SHORT TASK:
Transcribe every entry word for word, leaving out all images.

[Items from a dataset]

_____

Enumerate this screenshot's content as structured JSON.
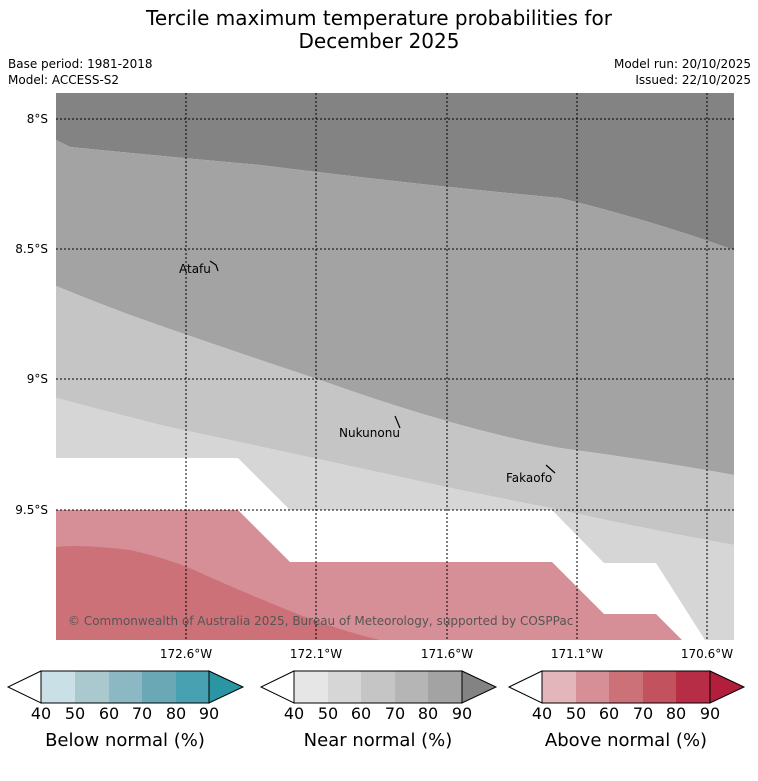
{
  "title": {
    "line1": "Tercile maximum temperature probabilities for",
    "line2": "December 2025"
  },
  "meta": {
    "base_period": "Base period: 1981-2018",
    "model": "Model: ACCESS-S2",
    "model_run": "Model run: 20/10/2025",
    "issued": "Issued: 22/10/2025"
  },
  "map": {
    "lat_labels": [
      "8°S",
      "8.5°S",
      "9°S",
      "9.5°S"
    ],
    "lon_labels": [
      "172.6°W",
      "172.1°W",
      "171.6°W",
      "171.1°W",
      "170.6°W"
    ],
    "places": [
      "Atafu",
      "Nukunonu",
      "Fakaofo"
    ],
    "copyright": "© Commonwealth of Australia 2025, Bureau of Meteorology, supported by COSPPac"
  },
  "legend": {
    "ticks": [
      "40",
      "50",
      "60",
      "70",
      "80",
      "90"
    ],
    "colorbars": [
      {
        "label": "Below normal (%)",
        "colors": [
          "#c8e0e6",
          "#a9c9ce",
          "#8bb8c2",
          "#6aa8b6",
          "#48a1b1",
          "#2a96a4"
        ]
      },
      {
        "label": "Near normal (%)",
        "colors": [
          "#e6e6e6",
          "#d6d6d6",
          "#c5c5c5",
          "#b5b5b5",
          "#a3a3a3",
          "#838383"
        ]
      },
      {
        "label": "Above normal (%)",
        "colors": [
          "#e2b6ba",
          "#d68f96",
          "#cd7179",
          "#c2525e",
          "#b62d45",
          "#b41e3d"
        ]
      }
    ]
  }
}
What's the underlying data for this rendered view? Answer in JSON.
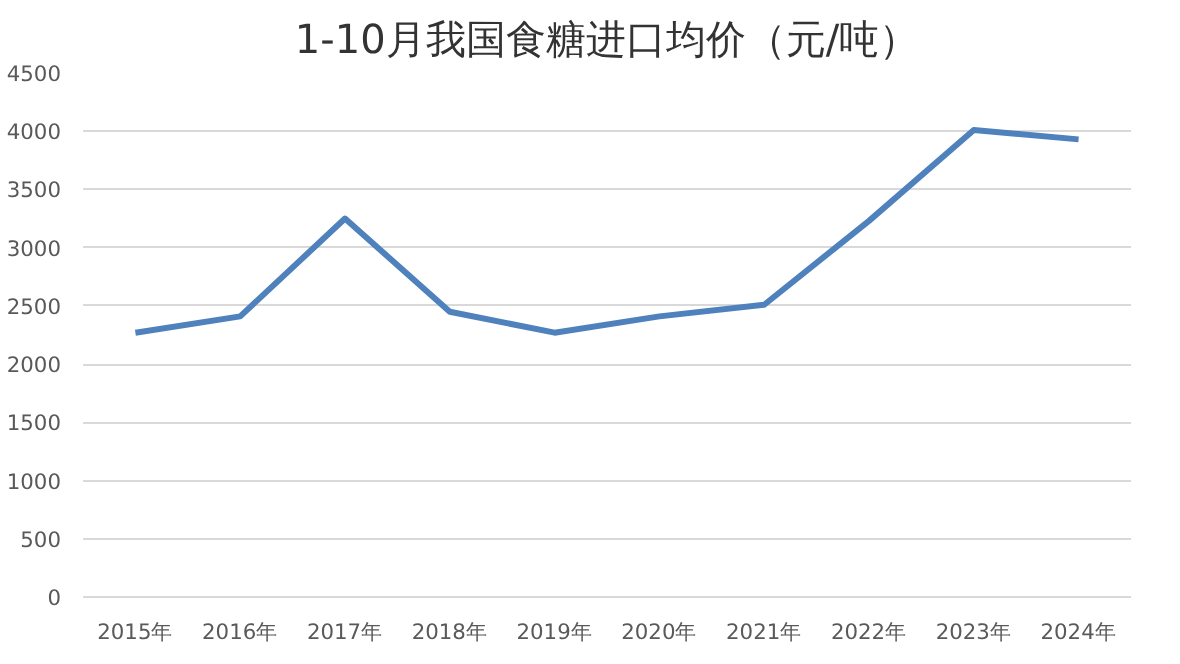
{
  "chart_data": {
    "type": "line",
    "title": "1-10月我国食糖进口均价（元/吨）",
    "categories": [
      "2015年",
      "2016年",
      "2017年",
      "2018年",
      "2019年",
      "2020年",
      "2021年",
      "2022年",
      "2023年",
      "2024年"
    ],
    "series": [
      {
        "color": "#4f81bd",
        "values": [
          2270,
          2410,
          3250,
          2450,
          2270,
          2410,
          2510,
          3230,
          4010,
          3930
        ]
      }
    ],
    "ylim": [
      0,
      4500
    ],
    "yticks": [
      0,
      500,
      1000,
      1500,
      2000,
      2500,
      3000,
      3500,
      4000,
      4500
    ],
    "grid": "y",
    "line_style": "solid"
  }
}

_____

OUTPUT:
Enumerate this screenshot's content as structured JSON.
{
  "title": {
    "line1": "Tercile maximum temperature probabilities for",
    "line2": "December 2025"
  },
  "meta": {
    "base_period": "Base period: 1981-2018",
    "model": "Model: ACCESS-S2",
    "model_run": "Model run: 20/10/2025",
    "issued": "Issued: 22/10/2025"
  },
  "map": {
    "lat_labels": [
      "8°S",
      "8.5°S",
      "9°S",
      "9.5°S"
    ],
    "lon_labels": [
      "172.6°W",
      "172.1°W",
      "171.6°W",
      "171.1°W",
      "170.6°W"
    ],
    "places": [
      "Atafu",
      "Nukunonu",
      "Fakaofo"
    ],
    "copyright": "© Commonwealth of Australia 2025, Bureau of Meteorology, supported by COSPPac"
  },
  "legend": {
    "ticks": [
      "40",
      "50",
      "60",
      "70",
      "80",
      "90"
    ],
    "colorbars": [
      {
        "label": "Below normal (%)",
        "colors": [
          "#c8e0e6",
          "#a9c9ce",
          "#8bb8c2",
          "#6aa8b6",
          "#48a1b1",
          "#2a96a4"
        ]
      },
      {
        "label": "Near normal (%)",
        "colors": [
          "#e6e6e6",
          "#d6d6d6",
          "#c5c5c5",
          "#b5b5b5",
          "#a3a3a3",
          "#838383"
        ]
      },
      {
        "label": "Above normal (%)",
        "colors": [
          "#e2b6ba",
          "#d68f96",
          "#cd7179",
          "#c2525e",
          "#b62d45",
          "#b41e3d"
        ]
      }
    ]
  }
}
What's the underlying data for this rendered view? Answer in JSON.
{
  "chart_data": {
    "type": "line",
    "title": "1-10月我国食糖进口均价（元/吨）",
    "categories": [
      "2015年",
      "2016年",
      "2017年",
      "2018年",
      "2019年",
      "2020年",
      "2021年",
      "2022年",
      "2023年",
      "2024年"
    ],
    "series": [
      {
        "color": "#4f81bd",
        "values": [
          2270,
          2410,
          3250,
          2450,
          2270,
          2410,
          2510,
          3230,
          4010,
          3930
        ]
      }
    ],
    "ylim": [
      0,
      4500
    ],
    "yticks": [
      0,
      500,
      1000,
      1500,
      2000,
      2500,
      3000,
      3500,
      4000,
      4500
    ],
    "grid": "y",
    "line_style": "solid"
  }
}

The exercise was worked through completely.